• Passage
((

This manual mainly focuses on how to safely set the Hardware part of the machine. Software issues as well as design making are not addressed. Please refer to T-Tech full manual for software related information.
- System features
- Initial system check
- Setting the workpiece
- Setting initial conditions
- Machining a layer
- Finishing the job
The T-Tech QC5000S-E Quick Circuit features software adjustable motor spindle speeds between 8,000 and 24,000 RPM, making it a good fit for fast machining of various board prototypes materials. The IsoPro software enables automatic data conversion from almost any CAD package. It also offers the possibility to import DXF and export Gerber data. Main features of the T-Tech QC5000S-E Quick Circuit are:
|Min. Trace||130um (5 mils)|
|Min. drill hole||330um (13 mils)|
|Spindle speed||8000 to 24000 rpm|
|Working area||254mm X 330mm|
|X/Y positioning||Precision stepper motors|
|Resolution||6.5um (0.25 mils)|
Some terminology before we begin:
- Work piece: the piece of plastic you are going to machine. It may also be a copper-clad board to machine printed circuit boards.
- Sacrificial board: a less expensive piece of plastic positioned under your work piece to prevent damage to the Quick circuit and breakage of carbide tips.
- Carbide bits: these are extremely hard tools needed for machining. There are two basic types of tools used with the Quick Circuit: end mills and drill bits.
End Mills are used to engrave patterns in the work piece or to cut through it. Lines are machined with an end mill.
Drill bits are used to drill holes in your work piece.
A significant difference between an end mill and a drill bit of the same diameter is the fact that the tip of the end mill is flat while the tip of the drill bit is pointy.
Verify the status of the Quick Circuit system first by performing the following checks:
- Log on CMi login system.
- Verify that the USB cable between the computer and the CNC is connected in both ends.
- Verify that the milling table is connected to the controller with the 37-pin cable.
- Verify that the vacuum system is plugged into the controller and connected to the head assembly of the milling table. Make sure the switch is ON in the vacuum unit.
- Verify that the Top Stop and the vacuum hose underneath the milling head are both raised enough to prevent the Quick circuit from hitting any obstacles during initialization.
- Turn on the controller, then turn on the computer (computer might be on already).
- Double-click on the IsoPro icon on your desktop.
- Initialize the milling table by selecting Mill > Initialize from the menu bar. The Mill will now move all the way to the lower right corner of the table and then move to and stop above the HOME position (0,0).
Setting up your plastic pieces in the Aluminum holder
- Some plastic pieces of standard dimensions are at disposal. These pieces are 1mm thick, 25 mm wide and 75 mm long and feature four alignment holes. The centers of these 1.5 mm holes are positioned 2.5 mm from the edges of the plastic piece. The plastic is currently PMMA. Other choices of plastic may become available in the future.
- An aluminum holder capable to contain 8 plastic pieces is also at disposal. The holder features two parts, a thick base and a thin top clamp. The clamp can be secured to the base using M3 torx conical screws.
- A sacrificial plastic piece must be positioned underneath your working PMMA piece to prevent damage to the aluminum holder.

))

• Exercise goal
Can you extract the part of the milling machine manual between "Drill bits are" and "bit is pointy.", inclusive? The lines that come next have no connection to the manual above.

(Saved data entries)
((

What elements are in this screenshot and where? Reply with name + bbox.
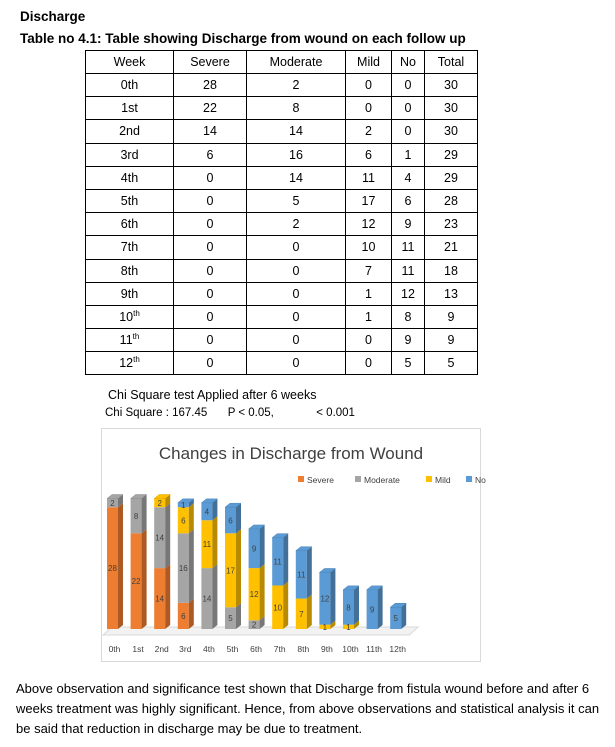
chart-title: Changes in Discharge from Wound xyxy=(158,444,424,463)
table-row xyxy=(86,259,478,282)
cell-mild: 6 xyxy=(346,143,392,166)
bar-side-moderate-5th xyxy=(236,603,241,629)
data-label-no-4th: 4 xyxy=(204,507,210,517)
cell-week xyxy=(86,282,174,305)
header-total: Total xyxy=(425,51,478,74)
cell-moderate: 14 xyxy=(247,166,346,189)
week-label: 11 xyxy=(119,333,133,348)
conclusion-paragraph: Above observation and significance test shown that Discharge from fistula wound before and after 6 weeks treatment was highly significant. Hence, from above observations and statistical analysis it can be said that reduction in discharge may be due to treatment. xyxy=(16,681,600,736)
bar-side-mild-6th xyxy=(260,564,265,620)
cell-severe: 0 xyxy=(174,352,247,375)
data-label-mild-4th: 11 xyxy=(202,540,212,550)
data-label-severe-3rd: 6 xyxy=(181,611,186,621)
week-label: 0th xyxy=(120,78,139,93)
table-row xyxy=(86,282,478,305)
cell-no: 0 xyxy=(392,74,425,97)
week-label: 10 xyxy=(119,309,134,324)
cell-no: 0 xyxy=(392,97,425,120)
data-label-moderate-3rd: 16 xyxy=(178,564,188,574)
legend-swatch-moderate xyxy=(355,476,361,482)
cell-mild: 1 xyxy=(346,282,392,305)
data-label-no-8th: 11 xyxy=(297,570,306,580)
data-label-no-12th: 5 xyxy=(393,614,398,624)
data-label-no-3rd: 1 xyxy=(181,501,186,511)
data-label-moderate-4th: 14 xyxy=(202,594,212,604)
bar-side-no-5th xyxy=(236,503,241,533)
category-label-10th: 10th xyxy=(342,644,359,654)
data-label-mild-9th: 1 xyxy=(322,622,328,632)
cell-no: 8 xyxy=(392,305,425,328)
cell-severe: 0 xyxy=(174,213,247,236)
data-label-moderate-5th: 5 xyxy=(228,614,233,624)
cell-total: 30 xyxy=(425,74,478,97)
discharge-table xyxy=(85,50,478,375)
p-value-2: < 0.001 xyxy=(316,407,355,419)
data-label-mild-10th: 1 xyxy=(346,622,351,632)
bar-side-no-11th xyxy=(378,586,383,629)
cell-week xyxy=(86,352,174,375)
bar-side-mild-3rd xyxy=(189,503,194,533)
data-label-moderate-6th: 2 xyxy=(251,620,257,630)
cell-moderate: 8 xyxy=(247,97,346,120)
category-label-2nd: 2nd xyxy=(154,644,169,654)
bar-side-severe-1st xyxy=(142,529,147,629)
category-label-1st: 1st xyxy=(132,644,144,654)
cell-total: 29 xyxy=(425,143,478,166)
cell-no: 6 xyxy=(392,189,425,212)
week-label: 7th xyxy=(120,240,139,255)
cell-moderate: 5 xyxy=(247,189,346,212)
table-row xyxy=(86,236,478,259)
week-suffix: th xyxy=(132,332,140,341)
cell-severe: 14 xyxy=(174,120,247,143)
chi-square-note: Chi Square test Applied after 6 weeks xyxy=(108,388,317,402)
category-label-11th: 11th xyxy=(366,644,383,654)
cell-total: 13 xyxy=(425,282,478,305)
bar-side-mild-7th xyxy=(283,582,288,630)
legend-swatch-mild xyxy=(426,476,432,482)
data-label-severe-1st: 22 xyxy=(131,577,141,587)
cell-moderate: 0 xyxy=(247,329,346,352)
cell-moderate: 0 xyxy=(247,305,346,328)
cell-week xyxy=(86,305,174,328)
week-label: 6th xyxy=(120,217,139,232)
table-row xyxy=(86,189,478,212)
data-label-mild-6th: 12 xyxy=(249,590,259,600)
bar-side-no-9th xyxy=(330,568,335,624)
table-row xyxy=(86,166,478,189)
table-row xyxy=(86,329,478,352)
cell-total: 5 xyxy=(425,352,478,375)
cell-severe: 0 xyxy=(174,236,247,259)
table-header-row xyxy=(86,51,478,74)
week-label: 9th xyxy=(120,286,139,301)
cell-total: 30 xyxy=(425,120,478,143)
cell-week xyxy=(86,74,174,97)
cell-mild: 10 xyxy=(346,236,392,259)
legend-swatch-no xyxy=(466,476,472,482)
legend-label-moderate: Moderate xyxy=(364,475,400,485)
cell-severe: 0 xyxy=(174,329,247,352)
cell-severe: 0 xyxy=(174,166,247,189)
table-row xyxy=(86,74,478,97)
data-label-no-7th: 11 xyxy=(273,557,282,567)
cell-no: 1 xyxy=(392,143,425,166)
cell-mild: 7 xyxy=(346,259,392,282)
cell-week xyxy=(86,143,174,166)
legend-label-mild: Mild xyxy=(435,475,451,485)
cell-no: 5 xyxy=(392,352,425,375)
category-label-8th: 8th xyxy=(297,644,310,654)
cell-no: 9 xyxy=(392,329,425,352)
data-label-severe-0th: 28 xyxy=(108,564,117,574)
category-label-5th: 5th xyxy=(226,644,239,654)
week-label: 3rd xyxy=(120,147,139,162)
header-week: Week xyxy=(86,51,174,74)
cell-mild: 0 xyxy=(346,329,392,352)
cell-mild: 17 xyxy=(346,189,392,212)
cell-severe: 0 xyxy=(174,189,247,212)
cell-total: 9 xyxy=(425,329,478,352)
cell-mild: 0 xyxy=(346,97,392,120)
chart-svg xyxy=(102,429,486,661)
bar-side-mild-8th xyxy=(307,595,312,629)
cell-no: 9 xyxy=(392,213,425,236)
data-label-severe-2nd: 14 xyxy=(155,594,165,604)
chi-square-result xyxy=(105,407,355,419)
cell-moderate: 0 xyxy=(247,236,346,259)
cell-moderate: 14 xyxy=(247,120,346,143)
cell-week xyxy=(86,166,174,189)
data-label-mild-3rd: 6 xyxy=(181,516,186,526)
header-moderate: Moderate xyxy=(247,51,346,74)
cell-mild: 12 xyxy=(346,213,392,236)
week-label: 12 xyxy=(119,356,134,371)
table-row xyxy=(86,143,478,166)
cell-no: 12 xyxy=(392,282,425,305)
bar-side-no-8th xyxy=(307,547,312,599)
cell-mild: 2 xyxy=(346,120,392,143)
category-label-6th: 6th xyxy=(250,644,263,654)
chi-square-value: Chi Square : 167.45 xyxy=(105,407,208,419)
category-label-9th: 9th xyxy=(320,644,333,654)
header-mild: Mild xyxy=(346,51,392,74)
cell-moderate: 2 xyxy=(247,74,346,97)
bar-side-mild-4th xyxy=(212,516,217,568)
cell-mild: 1 xyxy=(346,305,392,328)
cell-week xyxy=(86,329,174,352)
cell-week xyxy=(86,213,174,236)
table-caption: Table no 4.1: Table showing Discharge from wound on each follow up xyxy=(20,31,466,46)
table-row xyxy=(86,213,478,236)
bar-side-severe-0th xyxy=(118,503,123,629)
week-suffix: th xyxy=(133,308,140,318)
bar-side-severe-3rd xyxy=(189,599,194,629)
cell-week xyxy=(86,189,174,212)
bar-side-mild-5th xyxy=(236,529,241,607)
cell-no: 11 xyxy=(392,259,425,282)
legend-swatch-severe xyxy=(298,476,304,482)
cell-total: 21 xyxy=(425,236,478,259)
data-label-moderate-0th: 2 xyxy=(110,498,115,508)
cell-no: 0 xyxy=(392,120,425,143)
cell-total: 18 xyxy=(425,259,478,282)
bar-side-no-6th xyxy=(260,525,265,568)
data-label-mild-8th: 7 xyxy=(299,609,304,619)
p-value-1: P < 0.05, xyxy=(227,407,274,419)
bar-side-no-10th xyxy=(354,586,359,625)
cell-total: 28 xyxy=(425,189,478,212)
bar-side-moderate-4th xyxy=(212,564,217,629)
week-label: 8th xyxy=(120,263,139,278)
cell-severe: 22 xyxy=(174,97,247,120)
cell-mild: 0 xyxy=(346,74,392,97)
bar-side-moderate-2nd xyxy=(165,503,170,568)
category-label-0th: 0th xyxy=(108,644,121,654)
cell-severe: 0 xyxy=(174,305,247,328)
cell-total: 29 xyxy=(425,166,478,189)
data-label-no-9th: 12 xyxy=(320,594,330,604)
data-label-no-11th: 9 xyxy=(369,605,375,615)
legend-label-severe: Severe xyxy=(307,475,334,485)
table-row xyxy=(86,352,478,375)
week-label: 4th xyxy=(120,170,139,185)
data-label-no-6th: 9 xyxy=(251,544,257,554)
cell-no: 11 xyxy=(392,236,425,259)
data-label-moderate-1st: 8 xyxy=(133,511,139,521)
cell-total: 23 xyxy=(425,213,478,236)
header-severe: Severe xyxy=(174,51,247,74)
cell-severe: 0 xyxy=(174,282,247,305)
cell-week xyxy=(86,97,174,120)
cell-week xyxy=(86,236,174,259)
data-label-mild-5th: 17 xyxy=(226,566,235,576)
bar-side-severe-2nd xyxy=(165,564,170,629)
category-label-3rd: 3rd xyxy=(179,644,192,654)
bar-side-moderate-3rd xyxy=(189,529,194,603)
bar-side-no-7th xyxy=(283,534,288,586)
category-label-4th: 4th xyxy=(202,644,215,654)
data-label-mild-7th: 10 xyxy=(273,603,283,613)
cell-no: 4 xyxy=(392,166,425,189)
week-suffix: th xyxy=(133,355,140,365)
category-label-7th: 7th xyxy=(273,644,286,654)
header-no: No xyxy=(392,51,425,74)
cell-mild: 11 xyxy=(346,166,392,189)
cell-total: 9 xyxy=(425,305,478,328)
week-label: 5th xyxy=(120,194,139,209)
data-label-no-10th: 8 xyxy=(346,603,351,613)
data-label-no-5th: 6 xyxy=(228,516,233,526)
table-row xyxy=(86,305,478,328)
data-label-mild-2nd: 2 xyxy=(157,498,162,508)
cell-mild: 0 xyxy=(346,352,392,375)
category-label-12th: 12th xyxy=(389,644,406,654)
section-heading: Discharge xyxy=(20,9,86,24)
cell-severe: 6 xyxy=(174,143,247,166)
legend-label-no: No xyxy=(475,475,486,485)
cell-week xyxy=(86,120,174,143)
data-label-moderate-2nd: 14 xyxy=(155,533,165,543)
cell-moderate: 0 xyxy=(247,282,346,305)
discharge-chart xyxy=(101,428,486,662)
cell-week xyxy=(86,259,174,282)
week-label: 1st xyxy=(121,101,138,116)
cell-severe: 28 xyxy=(174,74,247,97)
table-row xyxy=(86,120,478,143)
cell-total: 30 xyxy=(425,97,478,120)
table-row xyxy=(86,97,478,120)
bar-side-moderate-1st xyxy=(142,495,147,534)
cell-moderate: 2 xyxy=(247,213,346,236)
week-label: 2nd xyxy=(119,124,140,139)
cell-moderate: 0 xyxy=(247,352,346,375)
cell-moderate: 0 xyxy=(247,259,346,282)
bar-side-no-12th xyxy=(401,603,406,629)
cell-moderate: 16 xyxy=(247,143,346,166)
cell-severe: 0 xyxy=(174,259,247,282)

))

• Full output
Drill bits are used to drill holes in your work piece.
A significant difference between an end mill and a drill bit of the same diameter is the fact that the tip of the end mill is flat while the tip of the drill bit is pointy.